_TASK TO CARRY OUT_:
Which lines hold the word "name"? Copy each of them.

##### SUPPLIED ENTRIES

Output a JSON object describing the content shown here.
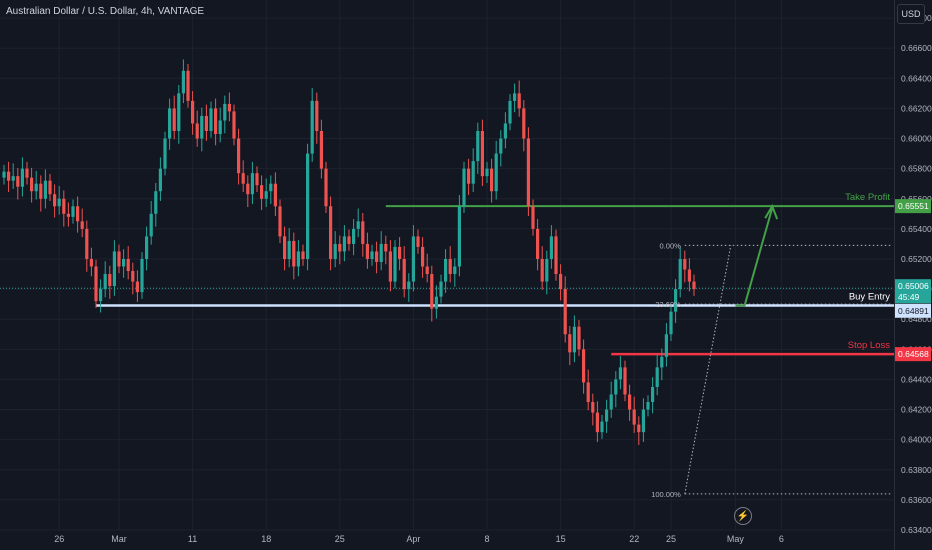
{
  "header": {
    "title": "Australian Dollar / U.S. Dollar, 4h, VANTAGE",
    "currency_button": "USD"
  },
  "colors": {
    "background": "#131722",
    "bull": "#26a69a",
    "bear": "#ef5350",
    "take_profit": "#43a047",
    "stop_loss": "#f23645",
    "buy_entry": "#cfe2ff",
    "fib": "#b2b5be"
  },
  "chart_data": {
    "type": "candlestick",
    "symbol": "AUDUSD",
    "timeframe": "4h",
    "y_axis": {
      "min": 0.634,
      "max": 0.6692,
      "grid": true,
      "ticks": [
        "0.66800",
        "0.66600",
        "0.66400",
        "0.66200",
        "0.66000",
        "0.65800",
        "0.65600",
        "0.65400",
        "0.65200",
        "0.65000",
        "0.64800",
        "0.64600",
        "0.64400",
        "0.64200",
        "0.64000",
        "0.63800",
        "0.63600",
        "0.63400"
      ]
    },
    "x_axis": {
      "ticks": [
        {
          "label": "26",
          "bar": 12
        },
        {
          "label": "Mar",
          "bar": 25
        },
        {
          "label": "11",
          "bar": 41
        },
        {
          "label": "18",
          "bar": 57
        },
        {
          "label": "25",
          "bar": 73
        },
        {
          "label": "Apr",
          "bar": 89
        },
        {
          "label": "8",
          "bar": 105
        },
        {
          "label": "15",
          "bar": 121
        },
        {
          "label": "22",
          "bar": 137
        },
        {
          "label": "25",
          "bar": 145
        },
        {
          "label": "May",
          "bar": 159
        },
        {
          "label": "6",
          "bar": 169
        }
      ]
    },
    "candles_close": [
      0.6578,
      0.6572,
      0.6575,
      0.6568,
      0.658,
      0.6574,
      0.6565,
      0.657,
      0.656,
      0.6572,
      0.6563,
      0.6555,
      0.656,
      0.655,
      0.6548,
      0.6555,
      0.6545,
      0.654,
      0.652,
      0.6515,
      0.6492,
      0.65,
      0.651,
      0.6502,
      0.6525,
      0.6515,
      0.652,
      0.6512,
      0.6505,
      0.6498,
      0.652,
      0.6535,
      0.655,
      0.6565,
      0.658,
      0.66,
      0.662,
      0.6605,
      0.663,
      0.6645,
      0.6625,
      0.661,
      0.66,
      0.6615,
      0.6605,
      0.662,
      0.6603,
      0.6612,
      0.6623,
      0.6618,
      0.66,
      0.6577,
      0.657,
      0.6563,
      0.6577,
      0.6569,
      0.656,
      0.6565,
      0.657,
      0.6555,
      0.6535,
      0.652,
      0.6532,
      0.6515,
      0.6525,
      0.652,
      0.659,
      0.6625,
      0.6605,
      0.658,
      0.6555,
      0.652,
      0.653,
      0.6525,
      0.6535,
      0.653,
      0.654,
      0.6545,
      0.653,
      0.652,
      0.6525,
      0.6518,
      0.653,
      0.6525,
      0.6505,
      0.6528,
      0.652,
      0.65,
      0.6505,
      0.6535,
      0.6528,
      0.6515,
      0.651,
      0.6487,
      0.6495,
      0.6505,
      0.652,
      0.651,
      0.6515,
      0.6555,
      0.658,
      0.657,
      0.6585,
      0.6605,
      0.6575,
      0.658,
      0.6565,
      0.659,
      0.66,
      0.661,
      0.6625,
      0.663,
      0.662,
      0.66,
      0.6555,
      0.654,
      0.652,
      0.6505,
      0.652,
      0.6535,
      0.651,
      0.65,
      0.647,
      0.6458,
      0.6475,
      0.646,
      0.6438,
      0.6425,
      0.6418,
      0.6405,
      0.6412,
      0.642,
      0.643,
      0.644,
      0.6448,
      0.643,
      0.642,
      0.641,
      0.6405,
      0.642,
      0.6425,
      0.6435,
      0.6448,
      0.6455,
      0.647,
      0.6485,
      0.65,
      0.652,
      0.6513,
      0.6505,
      0.65
    ],
    "levels": [
      {
        "name": "Take Profit",
        "label": "Take Profit",
        "price": "0.65551"
      },
      {
        "name": "Buy Entry",
        "label": "Buy Entry",
        "price": "0.64891"
      },
      {
        "name": "Stop Loss",
        "label": "Stop Loss",
        "price": "0.64568"
      }
    ],
    "fibonacci": [
      {
        "label": "0.00%",
        "price": 0.6529
      },
      {
        "label": "23.60%",
        "price": 0.649
      },
      {
        "label": "100.00%",
        "price": 0.6364
      }
    ],
    "current_price": "0.65006",
    "countdown": "45:49"
  }
}
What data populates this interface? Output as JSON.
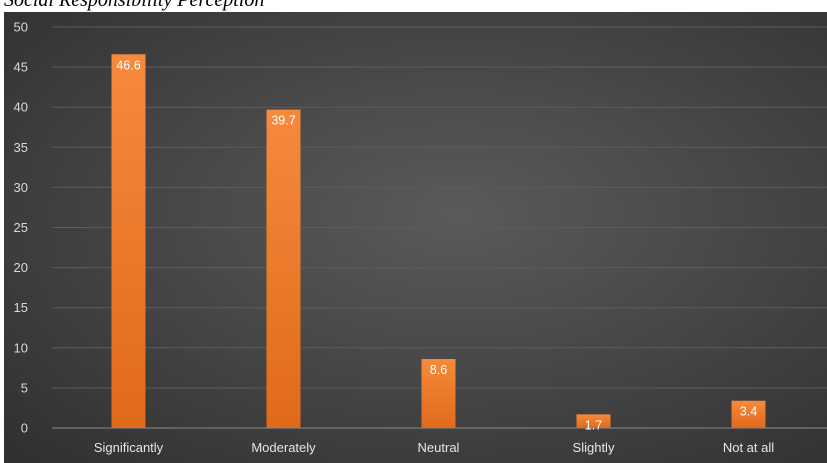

##########

_RESPONSE_:
        "name": "Take Profit",
        "name": "Buy Entry",
        "name": "Stop Loss",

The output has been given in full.